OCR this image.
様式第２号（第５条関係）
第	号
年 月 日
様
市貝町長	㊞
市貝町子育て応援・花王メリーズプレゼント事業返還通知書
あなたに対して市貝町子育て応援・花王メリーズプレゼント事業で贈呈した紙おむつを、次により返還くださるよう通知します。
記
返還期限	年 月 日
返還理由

============================================================

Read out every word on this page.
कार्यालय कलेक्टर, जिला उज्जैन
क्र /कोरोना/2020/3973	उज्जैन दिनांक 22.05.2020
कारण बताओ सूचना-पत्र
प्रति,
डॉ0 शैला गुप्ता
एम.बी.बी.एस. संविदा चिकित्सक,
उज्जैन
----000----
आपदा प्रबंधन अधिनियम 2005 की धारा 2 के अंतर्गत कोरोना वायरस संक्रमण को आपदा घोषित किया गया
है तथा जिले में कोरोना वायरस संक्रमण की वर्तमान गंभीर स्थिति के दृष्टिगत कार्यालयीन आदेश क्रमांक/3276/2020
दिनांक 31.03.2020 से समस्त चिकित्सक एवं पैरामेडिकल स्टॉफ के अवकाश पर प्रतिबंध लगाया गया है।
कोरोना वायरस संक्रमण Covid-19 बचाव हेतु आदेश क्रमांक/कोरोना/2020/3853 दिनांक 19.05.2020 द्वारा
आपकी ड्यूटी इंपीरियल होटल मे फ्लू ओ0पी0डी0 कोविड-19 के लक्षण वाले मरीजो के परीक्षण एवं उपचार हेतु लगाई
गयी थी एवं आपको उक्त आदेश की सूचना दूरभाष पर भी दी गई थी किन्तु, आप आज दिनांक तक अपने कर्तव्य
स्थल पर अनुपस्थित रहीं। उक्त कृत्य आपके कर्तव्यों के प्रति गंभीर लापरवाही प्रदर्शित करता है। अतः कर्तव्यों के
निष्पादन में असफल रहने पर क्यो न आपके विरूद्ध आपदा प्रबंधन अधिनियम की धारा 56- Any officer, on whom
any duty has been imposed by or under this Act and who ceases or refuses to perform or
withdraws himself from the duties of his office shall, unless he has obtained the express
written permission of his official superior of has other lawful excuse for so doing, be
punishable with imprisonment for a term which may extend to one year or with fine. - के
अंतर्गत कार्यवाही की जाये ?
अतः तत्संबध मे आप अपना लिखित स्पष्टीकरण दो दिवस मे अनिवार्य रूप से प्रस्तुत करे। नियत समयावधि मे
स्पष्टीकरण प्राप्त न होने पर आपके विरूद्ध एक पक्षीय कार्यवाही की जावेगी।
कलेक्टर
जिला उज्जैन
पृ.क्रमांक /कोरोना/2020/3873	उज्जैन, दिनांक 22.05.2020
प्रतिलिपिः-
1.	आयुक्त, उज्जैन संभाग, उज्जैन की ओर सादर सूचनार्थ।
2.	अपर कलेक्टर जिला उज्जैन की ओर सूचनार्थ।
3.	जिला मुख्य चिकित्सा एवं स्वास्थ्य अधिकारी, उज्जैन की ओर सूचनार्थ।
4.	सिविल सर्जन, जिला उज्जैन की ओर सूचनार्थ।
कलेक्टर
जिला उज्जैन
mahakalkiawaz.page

============================================================

-- Set exercise --
How many of the lines above include the string "this"? Answer with the number only.

-- Task answer --
3